▶ **To do**
Make an exact copy of all the entries, with the pictures left out.

▶ **Items**
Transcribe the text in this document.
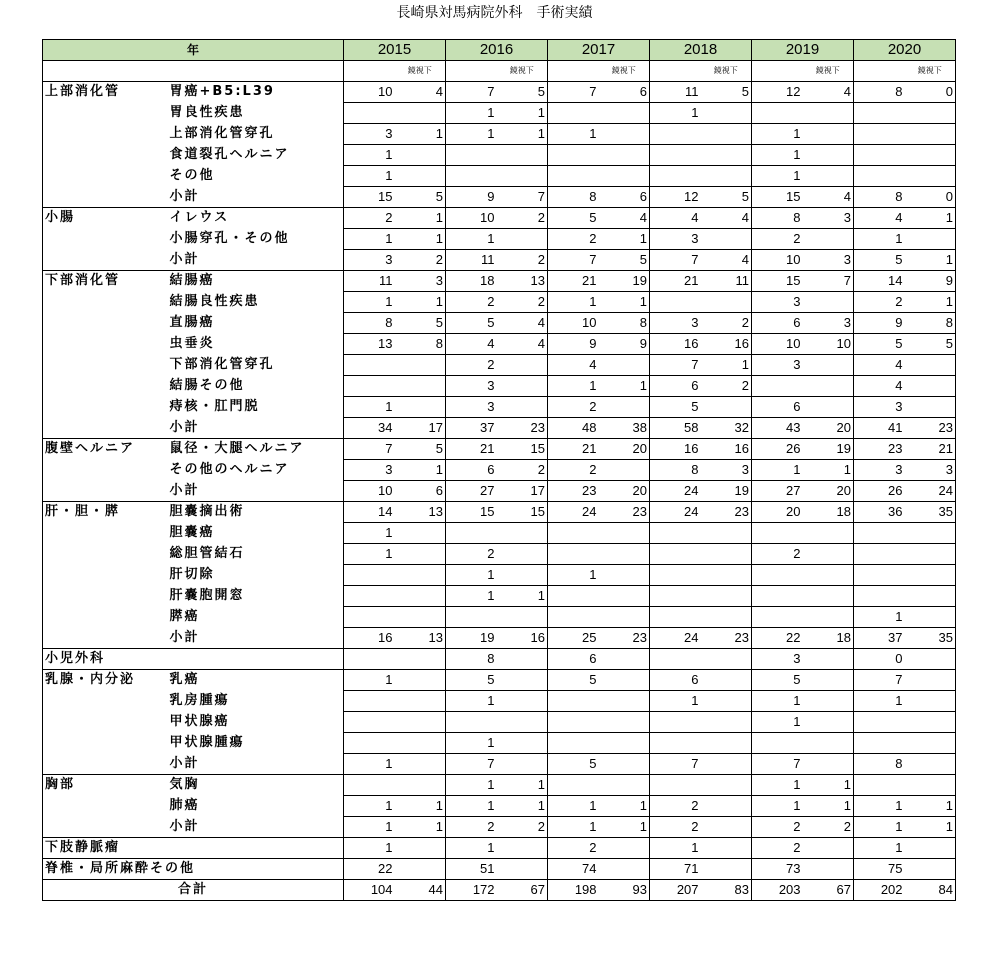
長崎県対馬病院外科　手術実績
年		2015		2016		2017		2018		2019		2020	
			鏡視下		鏡視下		鏡視下		鏡視下		鏡視下		鏡視下
上部消化管	胃癌+B5:L39	10	4	7	5	7	6	11	5	12	4	8	0
	胃良性疾患			1	1			1					
	上部消化管穿孔	3	1	1	1	1				1			
	食道裂孔ヘルニア	1								1			
	その他	1								1			
	小計	15	5	9	7	8	6	12	5	15	4	8	0
小腸	イレウス	2	1	10	2	5	4	4	4	8	3	4	1
	小腸穿孔・その他	1	1	1		2	1	3		2		1	
	小計	3	2	11	2	7	5	7	4	10	3	5	1
下部消化管	結腸癌	11	3	18	13	21	19	21	11	15	7	14	9
	結腸良性疾患	1	1	2	2	1	1			3		2	1
	直腸癌	8	5	5	4	10	8	3	2	6	3	9	8
	虫垂炎	13	8	4	4	9	9	16	16	10	10	5	5
	下部消化管穿孔			2		4		7	1	3		4	
	結腸その他			3		1	1	6	2			4	
	痔核・肛門脱	1		3		2		5		6		3	
	小計	34	17	37	23	48	38	58	32	43	20	41	23
腹壁ヘルニア	鼠径・大腿ヘルニア	7	5	21	15	21	20	16	16	26	19	23	21
	その他のヘルニア	3	1	6	2	2		8	3	1	1	3	3
	小計	10	6	27	17	23	20	24	19	27	20	26	24
肝・胆・膵	胆嚢摘出術	14	13	15	15	24	23	24	23	20	18	36	35
	胆嚢癌	1											
	総胆管結石	1		2						2			
	肝切除			1		1							
	肝嚢胞開窓			1	1								
	膵癌											1	
	小計	16	13	19	16	25	23	24	23	22	18	37	35
小児外科				8		6				3		0	
乳腺・内分泌	乳癌	1		5		5		6		5		7	
	乳房腫瘍			1				1		1		1	
	甲状腺癌									1			
	甲状腺腫瘍			1									
	小計	1		7		5		7		7		8	
胸部	気胸			1	1					1	1		
	肺癌	1	1	1	1	1	1	2		1	1	1	1
	小計	1	1	2	2	1	1	2		2	2	1	1
下肢静脈瘤		1		1		2		1		2		1	
脊椎・局所麻酔その他		22		51		74		71		73		75	
合計		104	44	172	67	198	93	207	83	203	67	202	84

▶ **Written solution**
Transcribe the text in this document.
長崎県対馬病院外科　手術実績
年		2015		2016		2017		2018		2019		2020	
			鏡視下		鏡視下		鏡視下		鏡視下		鏡視下		鏡視下
上部消化管	胃癌+B5:L39	10	4	7	5	7	6	11	5	12	4	8	0
	胃良性疾患			1	1			1					
	上部消化管穿孔	3	1	1	1	1				1			
	食道裂孔ヘルニア	1								1			
	その他	1								1			
	小計	15	5	9	7	8	6	12	5	15	4	8	0
小腸	イレウス	2	1	10	2	5	4	4	4	8	3	4	1
	小腸穿孔・その他	1	1	1		2	1	3		2		1	
	小計	3	2	11	2	7	5	7	4	10	3	5	1
下部消化管	結腸癌	11	3	18	13	21	19	21	11	15	7	14	9
	結腸良性疾患	1	1	2	2	1	1			3		2	1
	直腸癌	8	5	5	4	10	8	3	2	6	3	9	8
	虫垂炎	13	8	4	4	9	9	16	16	10	10	5	5
	下部消化管穿孔			2		4		7	1	3		4	
	結腸その他			3		1	1	6	2			4	
	痔核・肛門脱	1		3		2		5		6		3	
	小計	34	17	37	23	48	38	58	32	43	20	41	23
腹壁ヘルニア	鼠径・大腿ヘルニア	7	5	21	15	21	20	16	16	26	19	23	21
	その他のヘルニア	3	1	6	2	2		8	3	1	1	3	3
	小計	10	6	27	17	23	20	24	19	27	20	26	24
肝・胆・膵	胆嚢摘出術	14	13	15	15	24	23	24	23	20	18	36	35
	胆嚢癌	1											
	総胆管結石	1		2						2			
	肝切除			1		1							
	肝嚢胞開窓			1	1								
	膵癌											1	
	小計	16	13	19	16	25	23	24	23	22	18	37	35
小児外科				8		6				3		0	
乳腺・内分泌	乳癌	1		5		5		6		5		7	
	乳房腫瘍			1				1		1		1	
	甲状腺癌									1			
	甲状腺腫瘍			1									
	小計	1		7		5		7		7		8	
胸部	気胸			1	1					1	1		
	肺癌	1	1	1	1	1	1	2		1	1	1	1
	小計	1	1	2	2	1	1	2		2	2	1	1
下肢静脈瘤		1		1		2		1		2		1	
脊椎・局所麻酔その他		22		51		74		71		73		75	
合計		104	44	172	67	198	93	207	83	203	67	202	84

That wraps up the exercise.